Your task is to gather the lines below that hold the string "соглашение".

• • • •

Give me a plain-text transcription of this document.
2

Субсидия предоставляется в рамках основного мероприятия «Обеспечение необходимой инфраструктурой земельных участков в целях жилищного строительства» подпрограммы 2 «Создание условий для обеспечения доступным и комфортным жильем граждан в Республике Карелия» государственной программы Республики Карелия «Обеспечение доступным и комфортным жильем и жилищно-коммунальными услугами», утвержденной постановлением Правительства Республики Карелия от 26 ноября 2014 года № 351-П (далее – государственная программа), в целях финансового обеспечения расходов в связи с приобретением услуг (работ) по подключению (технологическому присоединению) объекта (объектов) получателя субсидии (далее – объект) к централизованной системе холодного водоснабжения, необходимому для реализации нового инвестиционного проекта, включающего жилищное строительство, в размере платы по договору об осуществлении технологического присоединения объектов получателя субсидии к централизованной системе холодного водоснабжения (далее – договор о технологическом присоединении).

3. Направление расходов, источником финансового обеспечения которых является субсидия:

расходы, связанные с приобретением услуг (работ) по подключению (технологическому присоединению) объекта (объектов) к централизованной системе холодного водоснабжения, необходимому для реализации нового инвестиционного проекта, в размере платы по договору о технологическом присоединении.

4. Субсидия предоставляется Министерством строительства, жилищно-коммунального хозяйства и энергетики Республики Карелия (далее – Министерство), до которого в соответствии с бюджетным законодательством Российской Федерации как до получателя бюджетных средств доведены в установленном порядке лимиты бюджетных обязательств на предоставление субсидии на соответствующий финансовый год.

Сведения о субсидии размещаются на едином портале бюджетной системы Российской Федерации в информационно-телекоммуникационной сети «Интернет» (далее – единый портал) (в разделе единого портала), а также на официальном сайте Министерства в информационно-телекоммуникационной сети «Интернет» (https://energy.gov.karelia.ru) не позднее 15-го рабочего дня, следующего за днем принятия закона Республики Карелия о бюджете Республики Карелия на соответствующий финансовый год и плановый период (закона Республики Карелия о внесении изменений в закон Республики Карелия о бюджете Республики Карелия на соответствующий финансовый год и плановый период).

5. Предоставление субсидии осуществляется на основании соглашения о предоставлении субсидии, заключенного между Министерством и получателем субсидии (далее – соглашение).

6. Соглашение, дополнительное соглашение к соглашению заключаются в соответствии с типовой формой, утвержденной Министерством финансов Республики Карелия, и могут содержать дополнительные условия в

• • • •

▶ **Output below**:
5. Предоставление субсидии осуществляется на основании соглашения о предоставлении субсидии, заключенного между Министерством и получателем субсидии (далее – соглашение).
6. Соглашение, дополнительное соглашение к соглашению заключаются в соответствии с типовой формой, утвержденной Министерством финансов Республики Карелия, и могут содержать дополнительные условия в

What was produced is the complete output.